§ **Fragmento de lectura**:

-*-

Los incomprendidos: el cine como acto de comunicación

Por Josefina Minolli

Rose of Cairo

Fotograma: The Purple Rose of Cairo de Woody Allen

 

What the fuck is going on? Se pregunta, a veces, un espectador hundido en su butaca por el peso de esa abrumante organización de imágenes y sonidos. Yo, en ocasiones, soy uno de ellos. Otras veces, soy la responsable de esa organización cinematográfica. Espectadora y realizadora a la vez, aunque debo confesar que suelo olvidarme de ser espectadora de mis propias películas.

Quien escribe este ensayo es mi “yo espectadora” tratando de conciliar con mi “yo realizadora”. Hace seis años ya, que decidí comenzar a transitar esto que se llama hacer cine. Y durante gran parte de ese recorrido, pensé (y quizás me enseñaron) que no era realmente importante la persona que se encontraba frente a la pantalla. No sólo eso, sino que era innecesario virar mi mirada y pensar en ella. Hacerlo era un mecanismo que le pertenecía a aquellos que se dedicaban a hacer del cine un espectáculo de masas. Hoy, creo que no podría haber estado más equivocada.

¿En qué momento nos hicieron creer que el cine es un soliloquio, en vez de una conversación?

Ante esto, sólo florecen un puñado de artistas incomprendidos que miran de reojo y con frustración a sus espectadores, roncando a viva voz o simplemente frunciendo el ceño. ¿Serán solo los artistas los incomprendidos? ¿O existirá, también, algo así como los “espectadores incomprendidos”?

Si bien es verdad que para mantener un diálogo es mucho más fácil ser complaciente, conceder interpretaciones masticadas y respetar fórmulas que se saben útiles y eficaces; también, muchos de nosotros (los realizadores) queremos abrazar el cine de otra manera. Queremos tomar en nuestras manos un puñado de imágenes y sonidos, darlos vuelta y correrlos de lugar, aunque sea un poquito. Pero hacerlo tampoco es tan fácil, y no debería implicar que estemos exentos de establecer un código con quien nos mira. Las piezas tienen que estar en algún lado, allí mismo en la película. Y no en algún lugar recóndito, lejano e inalcanzable de mi cabeza de realizador. A fin de cuentas, no deberíamos olvidar que esa película es un regalo para otro. Otro que no soy yo. Y si lo olvido, la película no es más que un regalo para mí mismo.

Eduardo Galeano escribió una vez: “El lenguaje hermético no siempre es el precio inevitable de la profundidad. Puede esconder simplemente, en algunos casos, una incapacidad de comunicación elevada a la categoría de virtud intelectual. Sospecho que el aburrimiento sirve así, a menudo, para bendecir el orden establecido: confirma que el conocimiento es un privilegio de las élites”.

Sumado a esto, el manejo del tiempo es parte de esa articulación: regular las tensiones y distensiones, así como las curvas dramáticas o discursivas. ¿Cómo se va a entregar mi mensaje? ¿Por cuáles sensaciones va a transitar mi espectador? Para mí, un ejemplo de este descuido, un poco burdo pero preciso, son las películas que tienen la duración total de cinco horas. Considero que Historias extraordinarias (Mariano Llinás) es una excelente película, pero me fue imposible dedicarle un visionado de corrido. Nadie puede mantener la atención durante cinco horas, y mucho menos, aguantarse las ganas de ir al baño. Permanecer encerrado en un cine durante tanto tiempo también me parece una exageración. Los responsables de esta película ¿habrán realmente pensado en la instancia de recepción?

El hacer cine es un acto de comunicación, que no debería nacer en la sala oscura, como muchos erróneamente creen, sino en la concepción temprana de la idea. El cine, como cualquier otro arte, sólo termina de cobrar sentido cuando alguien más (un espectador) lo mira, lo siente y lo juzga. Y si el mensaje es incomprensible o insostenible, corremos el riesgo de perder al espectador en el camino. Y en ese momento, estamos atentando contra cualquier posibilidad de diálogo.

-*-

§ **Registros de una fuente de datos**:
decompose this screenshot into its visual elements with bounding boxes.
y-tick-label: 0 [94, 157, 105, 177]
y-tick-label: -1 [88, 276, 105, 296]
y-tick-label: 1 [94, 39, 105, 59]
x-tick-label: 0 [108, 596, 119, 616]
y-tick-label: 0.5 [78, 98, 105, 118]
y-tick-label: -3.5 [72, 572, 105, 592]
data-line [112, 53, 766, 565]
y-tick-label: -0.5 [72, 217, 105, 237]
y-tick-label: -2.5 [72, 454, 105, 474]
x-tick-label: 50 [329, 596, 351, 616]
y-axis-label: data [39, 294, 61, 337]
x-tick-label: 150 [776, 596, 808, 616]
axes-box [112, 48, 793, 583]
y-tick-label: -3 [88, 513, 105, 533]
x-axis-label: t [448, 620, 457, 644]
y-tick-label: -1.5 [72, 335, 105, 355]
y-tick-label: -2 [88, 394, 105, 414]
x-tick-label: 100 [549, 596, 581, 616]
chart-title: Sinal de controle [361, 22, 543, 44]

-*-

§ **Consignas del ejercicio**:
1 – Según el ensayo sobre el cine como acto de comunicación, ¿hace cuánto tiempo decidió la autora empezar a hacer cine?
2 – Enumera todas las personas que aparecen mencionadas por su nombre en el fragmento de lectura.

§ **Respuestas**:
1 – Hace seis años.

2 – Josefina Minolli, Woody Allen, Eduardo Galeano y Mariano Llinás.